Copy every record below, exactly as written.

____________________

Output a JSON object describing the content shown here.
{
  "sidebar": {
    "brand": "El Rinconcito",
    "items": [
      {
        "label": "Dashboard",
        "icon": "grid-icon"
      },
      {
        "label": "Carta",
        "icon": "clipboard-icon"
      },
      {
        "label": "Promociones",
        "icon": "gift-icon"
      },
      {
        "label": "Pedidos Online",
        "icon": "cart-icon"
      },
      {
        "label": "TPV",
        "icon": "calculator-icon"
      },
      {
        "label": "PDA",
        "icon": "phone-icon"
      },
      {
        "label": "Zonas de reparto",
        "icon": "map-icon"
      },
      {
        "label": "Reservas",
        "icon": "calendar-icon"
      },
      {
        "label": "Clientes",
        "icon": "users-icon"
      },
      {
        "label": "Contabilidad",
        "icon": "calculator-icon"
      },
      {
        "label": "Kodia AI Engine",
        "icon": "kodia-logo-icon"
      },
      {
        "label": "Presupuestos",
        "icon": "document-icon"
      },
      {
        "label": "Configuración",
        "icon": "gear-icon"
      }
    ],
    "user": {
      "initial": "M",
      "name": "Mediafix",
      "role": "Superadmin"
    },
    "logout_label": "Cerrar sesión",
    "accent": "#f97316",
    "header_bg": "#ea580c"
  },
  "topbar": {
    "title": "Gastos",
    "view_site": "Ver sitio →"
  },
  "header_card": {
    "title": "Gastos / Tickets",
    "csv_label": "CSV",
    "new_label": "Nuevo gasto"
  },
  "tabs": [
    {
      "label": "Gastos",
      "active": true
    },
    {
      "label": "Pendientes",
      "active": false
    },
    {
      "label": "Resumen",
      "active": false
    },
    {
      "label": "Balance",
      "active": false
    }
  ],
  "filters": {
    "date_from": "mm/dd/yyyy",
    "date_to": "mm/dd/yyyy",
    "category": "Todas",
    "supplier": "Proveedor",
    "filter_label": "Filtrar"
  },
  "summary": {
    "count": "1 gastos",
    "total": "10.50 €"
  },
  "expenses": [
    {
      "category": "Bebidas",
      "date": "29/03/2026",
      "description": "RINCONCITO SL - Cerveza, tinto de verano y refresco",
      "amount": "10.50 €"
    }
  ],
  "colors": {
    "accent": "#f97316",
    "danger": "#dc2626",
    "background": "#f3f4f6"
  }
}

____________________

EXERCISE SOLUTION:
Output a JSON object describing the content shown here.
{
  "sidebar": {
    "brand": "El Rinconcito",
    "items": [
      {
        "label": "Dashboard",
        "icon": "grid-icon"
      },
      {
        "label": "Carta",
        "icon": "clipboard-icon"
      },
      {
        "label": "Promociones",
        "icon": "gift-icon"
      },
      {
        "label": "Pedidos Online",
        "icon": "cart-icon"
      },
      {
        "label": "TPV",
        "icon": "calculator-icon"
      },
      {
        "label": "PDA",
        "icon": "phone-icon"
      },
      {
        "label": "Zonas de reparto",
        "icon": "map-icon"
      },
      {
        "label": "Reservas",
        "icon": "calendar-icon"
      },
      {
        "label": "Clientes",
        "icon": "users-icon"
      },
      {
        "label": "Contabilidad",
        "icon": "calculator-icon"
      },
      {
        "label": "Kodia AI Engine",
        "icon": "kodia-logo-icon"
      },
      {
        "label": "Presupuestos",
        "icon": "document-icon"
      },
      {
        "label": "Configuración",
        "icon": "gear-icon"
      }
    ],
    "user": {
      "initial": "M",
      "name": "Mediafix",
      "role": "Superadmin"
    },
    "logout_label": "Cerrar sesión",
    "accent": "#f97316",
    "header_bg": "#ea580c"
  },
  "topbar": {
    "title": "Gastos",
    "view_site": "Ver sitio →"
  },
  "header_card": {
    "title": "Gastos / Tickets",
    "csv_label": "CSV",
    "new_label": "Nuevo gasto"
  },
  "tabs": [
    {
      "label": "Gastos",
      "active": true
    },
    {
      "label": "Pendientes",
      "active": false
    },
    {
      "label": "Resumen",
      "active": false
    },
    {
      "label": "Balance",
      "active": false
    }
  ],
  "filters": {
    "date_from": "mm/dd/yyyy",
    "date_to": "mm/dd/yyyy",
    "category": "Todas",
    "supplier": "Proveedor",
    "filter_label": "Filtrar"
  },
  "summary": {
    "count": "1 gastos",
    "total": "10.50 €"
  },
  "expenses": [
    {
      "category": "Bebidas",
      "date": "29/03/2026",
      "description": "RINCONCITO SL - Cerveza, tinto de verano y refresco",
      "amount": "10.50 €"
    }
  ],
  "colors": {
    "accent": "#f97316",
    "danger": "#dc2626",
    "background": "#f3f4f6"
  }
}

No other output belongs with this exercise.